● **Work instructions**: Every line below that holds the string "charge" should be copied out.

╭─ Task data

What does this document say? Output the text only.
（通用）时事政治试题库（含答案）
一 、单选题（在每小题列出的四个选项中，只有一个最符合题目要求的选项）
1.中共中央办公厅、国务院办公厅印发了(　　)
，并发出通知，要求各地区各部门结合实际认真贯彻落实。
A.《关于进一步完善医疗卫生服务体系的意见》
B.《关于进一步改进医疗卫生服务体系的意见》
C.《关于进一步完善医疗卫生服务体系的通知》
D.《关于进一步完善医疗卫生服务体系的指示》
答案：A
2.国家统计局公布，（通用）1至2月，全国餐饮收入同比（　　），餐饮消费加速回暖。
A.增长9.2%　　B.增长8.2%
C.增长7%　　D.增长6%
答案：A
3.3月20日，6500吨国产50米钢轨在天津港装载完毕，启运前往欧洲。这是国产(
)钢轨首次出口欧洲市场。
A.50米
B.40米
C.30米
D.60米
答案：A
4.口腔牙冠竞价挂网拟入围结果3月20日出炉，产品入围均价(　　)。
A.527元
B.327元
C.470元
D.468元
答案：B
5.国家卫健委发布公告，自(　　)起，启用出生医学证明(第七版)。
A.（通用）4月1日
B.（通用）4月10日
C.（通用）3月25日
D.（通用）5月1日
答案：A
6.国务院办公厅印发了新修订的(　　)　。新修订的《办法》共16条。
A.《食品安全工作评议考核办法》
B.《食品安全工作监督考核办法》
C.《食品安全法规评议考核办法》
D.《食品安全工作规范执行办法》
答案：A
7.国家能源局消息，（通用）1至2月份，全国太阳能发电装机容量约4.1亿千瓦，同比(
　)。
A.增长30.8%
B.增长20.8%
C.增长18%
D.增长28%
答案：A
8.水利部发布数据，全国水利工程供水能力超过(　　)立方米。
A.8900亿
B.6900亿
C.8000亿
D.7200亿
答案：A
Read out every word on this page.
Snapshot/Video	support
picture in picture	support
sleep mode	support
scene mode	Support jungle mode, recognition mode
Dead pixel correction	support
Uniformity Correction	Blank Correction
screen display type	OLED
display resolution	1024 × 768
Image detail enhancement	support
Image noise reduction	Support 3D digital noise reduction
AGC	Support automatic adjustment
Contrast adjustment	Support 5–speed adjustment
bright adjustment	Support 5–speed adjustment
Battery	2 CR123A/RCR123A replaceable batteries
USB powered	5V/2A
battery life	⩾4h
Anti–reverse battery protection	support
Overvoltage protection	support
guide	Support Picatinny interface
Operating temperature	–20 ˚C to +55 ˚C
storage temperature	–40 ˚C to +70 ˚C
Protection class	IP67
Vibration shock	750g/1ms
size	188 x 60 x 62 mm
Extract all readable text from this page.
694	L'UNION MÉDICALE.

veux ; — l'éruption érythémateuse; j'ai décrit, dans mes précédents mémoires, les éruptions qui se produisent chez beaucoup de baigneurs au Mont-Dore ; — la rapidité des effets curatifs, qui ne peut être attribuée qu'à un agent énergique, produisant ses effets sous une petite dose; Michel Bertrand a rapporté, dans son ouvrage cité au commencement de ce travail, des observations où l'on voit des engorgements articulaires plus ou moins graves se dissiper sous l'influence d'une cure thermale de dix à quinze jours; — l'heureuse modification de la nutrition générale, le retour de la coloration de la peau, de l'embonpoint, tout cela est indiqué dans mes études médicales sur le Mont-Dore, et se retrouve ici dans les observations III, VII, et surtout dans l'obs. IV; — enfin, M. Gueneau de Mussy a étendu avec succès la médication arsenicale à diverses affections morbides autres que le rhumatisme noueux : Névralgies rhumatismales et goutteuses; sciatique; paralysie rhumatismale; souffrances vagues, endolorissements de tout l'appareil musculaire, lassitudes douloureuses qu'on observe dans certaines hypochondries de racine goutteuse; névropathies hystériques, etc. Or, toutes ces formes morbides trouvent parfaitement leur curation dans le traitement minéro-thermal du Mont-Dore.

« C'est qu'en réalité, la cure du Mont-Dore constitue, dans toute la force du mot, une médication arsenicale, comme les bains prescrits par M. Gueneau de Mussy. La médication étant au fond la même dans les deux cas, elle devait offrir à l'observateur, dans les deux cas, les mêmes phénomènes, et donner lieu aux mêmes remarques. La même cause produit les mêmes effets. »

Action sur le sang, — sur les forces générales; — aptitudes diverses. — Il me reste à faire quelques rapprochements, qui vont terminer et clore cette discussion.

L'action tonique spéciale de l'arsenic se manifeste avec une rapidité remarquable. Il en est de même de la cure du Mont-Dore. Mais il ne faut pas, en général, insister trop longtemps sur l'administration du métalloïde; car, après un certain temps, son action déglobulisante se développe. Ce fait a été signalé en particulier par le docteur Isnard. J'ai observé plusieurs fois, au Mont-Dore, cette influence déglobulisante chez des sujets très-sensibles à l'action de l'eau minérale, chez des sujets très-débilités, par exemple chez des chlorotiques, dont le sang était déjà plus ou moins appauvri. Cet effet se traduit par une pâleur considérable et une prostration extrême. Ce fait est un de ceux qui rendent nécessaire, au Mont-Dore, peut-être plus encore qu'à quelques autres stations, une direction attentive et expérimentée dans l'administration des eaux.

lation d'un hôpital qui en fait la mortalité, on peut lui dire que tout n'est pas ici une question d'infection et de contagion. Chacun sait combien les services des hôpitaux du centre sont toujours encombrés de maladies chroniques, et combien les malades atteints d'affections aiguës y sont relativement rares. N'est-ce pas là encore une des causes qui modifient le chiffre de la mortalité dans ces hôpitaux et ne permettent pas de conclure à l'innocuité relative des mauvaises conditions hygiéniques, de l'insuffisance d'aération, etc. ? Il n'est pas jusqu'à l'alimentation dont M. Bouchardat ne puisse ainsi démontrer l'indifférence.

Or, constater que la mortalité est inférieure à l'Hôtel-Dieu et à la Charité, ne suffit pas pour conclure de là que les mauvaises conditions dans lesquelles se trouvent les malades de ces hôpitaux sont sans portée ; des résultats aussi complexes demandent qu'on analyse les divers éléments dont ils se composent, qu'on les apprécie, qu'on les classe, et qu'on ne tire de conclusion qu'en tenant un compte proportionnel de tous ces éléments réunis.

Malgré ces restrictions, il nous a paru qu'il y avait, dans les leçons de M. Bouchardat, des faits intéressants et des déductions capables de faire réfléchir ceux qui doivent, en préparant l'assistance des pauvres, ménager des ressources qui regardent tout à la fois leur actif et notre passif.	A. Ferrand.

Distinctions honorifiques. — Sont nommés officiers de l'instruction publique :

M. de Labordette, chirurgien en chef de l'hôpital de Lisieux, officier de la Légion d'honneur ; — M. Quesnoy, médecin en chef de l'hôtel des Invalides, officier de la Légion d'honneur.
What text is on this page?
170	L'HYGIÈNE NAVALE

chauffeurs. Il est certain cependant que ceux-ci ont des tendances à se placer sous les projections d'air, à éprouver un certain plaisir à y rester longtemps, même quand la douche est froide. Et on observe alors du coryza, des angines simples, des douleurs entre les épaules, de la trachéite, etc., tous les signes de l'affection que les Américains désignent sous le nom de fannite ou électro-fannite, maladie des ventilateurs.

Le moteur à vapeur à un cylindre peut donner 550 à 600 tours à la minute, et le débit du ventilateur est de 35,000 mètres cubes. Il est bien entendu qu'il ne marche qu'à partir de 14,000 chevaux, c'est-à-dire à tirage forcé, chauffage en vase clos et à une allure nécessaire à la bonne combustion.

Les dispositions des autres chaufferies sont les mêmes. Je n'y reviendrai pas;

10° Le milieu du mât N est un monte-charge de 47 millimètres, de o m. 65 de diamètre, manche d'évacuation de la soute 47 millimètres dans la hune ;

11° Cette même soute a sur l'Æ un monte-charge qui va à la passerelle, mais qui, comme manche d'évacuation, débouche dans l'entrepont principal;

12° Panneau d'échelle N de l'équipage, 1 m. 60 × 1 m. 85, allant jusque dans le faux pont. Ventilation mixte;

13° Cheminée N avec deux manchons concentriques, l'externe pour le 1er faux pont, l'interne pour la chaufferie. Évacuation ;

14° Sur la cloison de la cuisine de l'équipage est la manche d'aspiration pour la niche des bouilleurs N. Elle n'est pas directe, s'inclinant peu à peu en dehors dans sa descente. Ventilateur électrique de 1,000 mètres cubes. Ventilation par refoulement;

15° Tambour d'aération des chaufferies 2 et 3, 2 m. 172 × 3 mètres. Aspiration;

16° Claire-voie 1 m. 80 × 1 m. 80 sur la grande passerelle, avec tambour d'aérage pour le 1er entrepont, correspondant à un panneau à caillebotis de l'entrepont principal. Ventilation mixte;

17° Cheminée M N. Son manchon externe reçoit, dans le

╰─

● **Written answer**:
10° Le milieu du mât N est un monte-charge de 47 millimètres, de o m. 65 de diamètre, manche d'évacuation de la soute 47 millimètres dans la hune ;
11° Cette même soute a sur l'Æ un monte-charge qui va à la passerelle, mais qui, comme manche d'évacuation, débouche dans l'entrepont principal;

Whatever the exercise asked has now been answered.